# Aim of the task
Assemble all lines in which the string "with" appears.

[Start Data to use]

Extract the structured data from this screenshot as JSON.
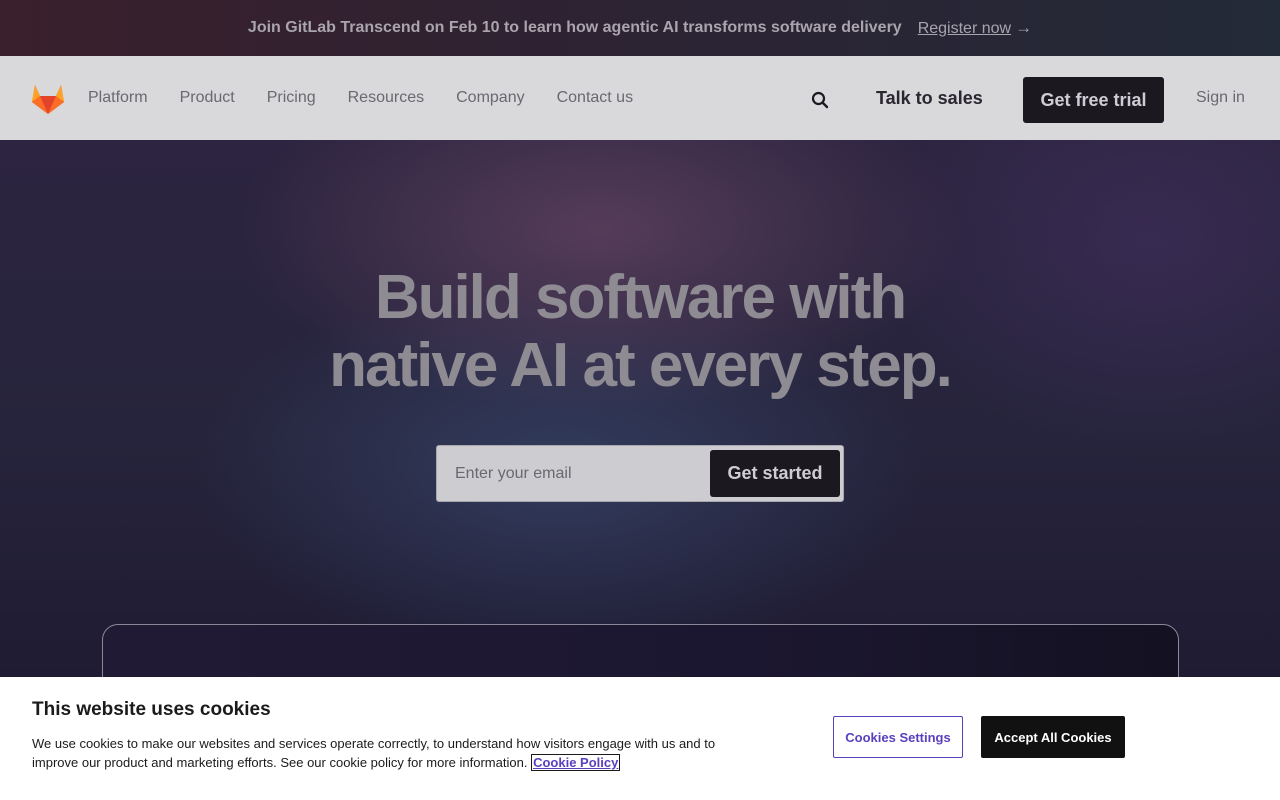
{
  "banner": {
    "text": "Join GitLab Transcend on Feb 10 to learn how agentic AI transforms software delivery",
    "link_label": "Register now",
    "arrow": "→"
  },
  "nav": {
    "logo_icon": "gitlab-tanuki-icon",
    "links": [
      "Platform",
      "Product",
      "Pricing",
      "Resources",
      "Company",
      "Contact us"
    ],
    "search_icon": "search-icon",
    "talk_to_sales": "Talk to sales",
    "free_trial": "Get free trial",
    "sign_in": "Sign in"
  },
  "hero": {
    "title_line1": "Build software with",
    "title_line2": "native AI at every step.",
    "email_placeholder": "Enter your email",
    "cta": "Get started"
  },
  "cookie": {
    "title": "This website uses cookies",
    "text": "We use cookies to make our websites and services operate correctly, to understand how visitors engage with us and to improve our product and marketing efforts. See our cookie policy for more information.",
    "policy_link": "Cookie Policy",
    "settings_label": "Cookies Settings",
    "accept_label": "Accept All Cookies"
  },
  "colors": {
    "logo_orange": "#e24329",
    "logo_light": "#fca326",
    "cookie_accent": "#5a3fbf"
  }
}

[End Data to use]

# Complete response
    "title_line1": "Build software with",
    "text": "We use cookies to make our websites and services operate correctly, to understand how visitors engage with us and to improve our product and marketing efforts. See our cookie policy for more information.",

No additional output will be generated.